◆ **Exercise objective**: The records below must be retyped exactly.

◆ **Provided records**:

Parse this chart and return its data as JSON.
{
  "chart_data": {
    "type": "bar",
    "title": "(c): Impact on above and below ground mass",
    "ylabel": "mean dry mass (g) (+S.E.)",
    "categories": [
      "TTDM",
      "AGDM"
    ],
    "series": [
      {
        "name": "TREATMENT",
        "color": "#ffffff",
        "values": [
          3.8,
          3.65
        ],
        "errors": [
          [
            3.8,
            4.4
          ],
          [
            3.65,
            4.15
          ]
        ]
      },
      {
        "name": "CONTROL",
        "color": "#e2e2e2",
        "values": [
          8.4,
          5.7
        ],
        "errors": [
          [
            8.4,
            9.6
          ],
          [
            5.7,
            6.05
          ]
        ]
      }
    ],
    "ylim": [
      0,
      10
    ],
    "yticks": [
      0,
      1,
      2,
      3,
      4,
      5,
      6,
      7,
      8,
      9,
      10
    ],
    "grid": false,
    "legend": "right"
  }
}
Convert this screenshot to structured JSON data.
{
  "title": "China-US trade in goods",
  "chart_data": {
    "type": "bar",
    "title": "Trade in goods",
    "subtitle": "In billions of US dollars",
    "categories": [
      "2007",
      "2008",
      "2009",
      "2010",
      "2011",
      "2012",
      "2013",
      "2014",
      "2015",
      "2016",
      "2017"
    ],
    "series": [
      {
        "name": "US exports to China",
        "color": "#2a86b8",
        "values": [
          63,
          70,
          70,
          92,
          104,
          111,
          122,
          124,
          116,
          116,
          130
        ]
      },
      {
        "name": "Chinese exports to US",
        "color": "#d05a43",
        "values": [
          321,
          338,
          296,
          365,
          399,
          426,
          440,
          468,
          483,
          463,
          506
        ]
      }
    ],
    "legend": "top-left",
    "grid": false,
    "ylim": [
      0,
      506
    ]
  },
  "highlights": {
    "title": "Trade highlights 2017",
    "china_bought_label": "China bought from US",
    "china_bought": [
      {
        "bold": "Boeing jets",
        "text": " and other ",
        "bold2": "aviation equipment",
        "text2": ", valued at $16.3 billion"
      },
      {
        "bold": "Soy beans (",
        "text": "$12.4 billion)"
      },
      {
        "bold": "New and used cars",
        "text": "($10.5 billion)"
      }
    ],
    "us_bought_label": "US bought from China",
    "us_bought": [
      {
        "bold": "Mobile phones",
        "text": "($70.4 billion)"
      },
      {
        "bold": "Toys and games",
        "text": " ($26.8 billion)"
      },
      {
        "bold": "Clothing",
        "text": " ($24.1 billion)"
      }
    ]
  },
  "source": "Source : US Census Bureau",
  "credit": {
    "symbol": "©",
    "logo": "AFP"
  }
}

◆ **Solution below**:
Parse this chart and return its data as JSON.
{
  "chart_data": {
    "type": "bar",
    "title": "(c): Impact on above and below ground mass",
    "ylabel": "mean dry mass (g) (+S.E.)",
    "categories": [
      "TTDM",
      "AGDM"
    ],
    "series": [
      {
        "name": "TREATMENT",
        "color": "#ffffff",
        "values": [
          3.8,
          3.65
        ],
        "errors": [
          [
            3.8,
            4.4
          ],
          [
            3.65,
            4.15
          ]
        ]
      },
      {
        "name": "CONTROL",
        "color": "#e2e2e2",
        "values": [
          8.4,
          5.7
        ],
        "errors": [
          [
            8.4,
            9.6
          ],
          [
            5.7,
            6.05
          ]
        ]
      }
    ],
    "ylim": [
      0,
      10
    ],
    "yticks": [
      0,
      1,
      2,
      3,
      4,
      5,
      6,
      7,
      8,
      9,
      10
    ],
    "grid": false,
    "legend": "right"
  }
}
Convert this screenshot to structured JSON data.
{
  "title": "China-US trade in goods",
  "chart_data": {
    "type": "bar",
    "title": "Trade in goods",
    "subtitle": "In billions of US dollars",
    "categories": [
      "2007",
      "2008",
      "2009",
      "2010",
      "2011",
      "2012",
      "2013",
      "2014",
      "2015",
      "2016",
      "2017"
    ],
    "series": [
      {
        "name": "US exports to China",
        "color": "#2a86b8",
        "values": [
          63,
          70,
          70,
          92,
          104,
          111,
          122,
          124,
          116,
          116,
          130
        ]
      },
      {
        "name": "Chinese exports to US",
        "color": "#d05a43",
        "values": [
          321,
          338,
          296,
          365,
          399,
          426,
          440,
          468,
          483,
          463,
          506
        ]
      }
    ],
    "legend": "top-left",
    "grid": false,
    "ylim": [
      0,
      506
    ]
  },
  "highlights": {
    "title": "Trade highlights 2017",
    "china_bought_label": "China bought from US",
    "china_bought": [
      {
        "bold": "Boeing jets",
        "text": " and other ",
        "bold2": "aviation equipment",
        "text2": ", valued at $16.3 billion"
      },
      {
        "bold": "Soy beans (",
        "text": "$12.4 billion)"
      },
      {
        "bold": "New and used cars",
        "text": "($10.5 billion)"
      }
    ],
    "us_bought_label": "US bought from China",
    "us_bought": [
      {
        "bold": "Mobile phones",
        "text": "($70.4 billion)"
      },
      {
        "bold": "Toys and games",
        "text": " ($26.8 billion)"
      },
      {
        "bold": "Clothing",
        "text": " ($24.1 billion)"
      }
    ]
  },
  "source": "Source : US Census Bureau",
  "credit": {
    "symbol": "©",
    "logo": "AFP"
  }
}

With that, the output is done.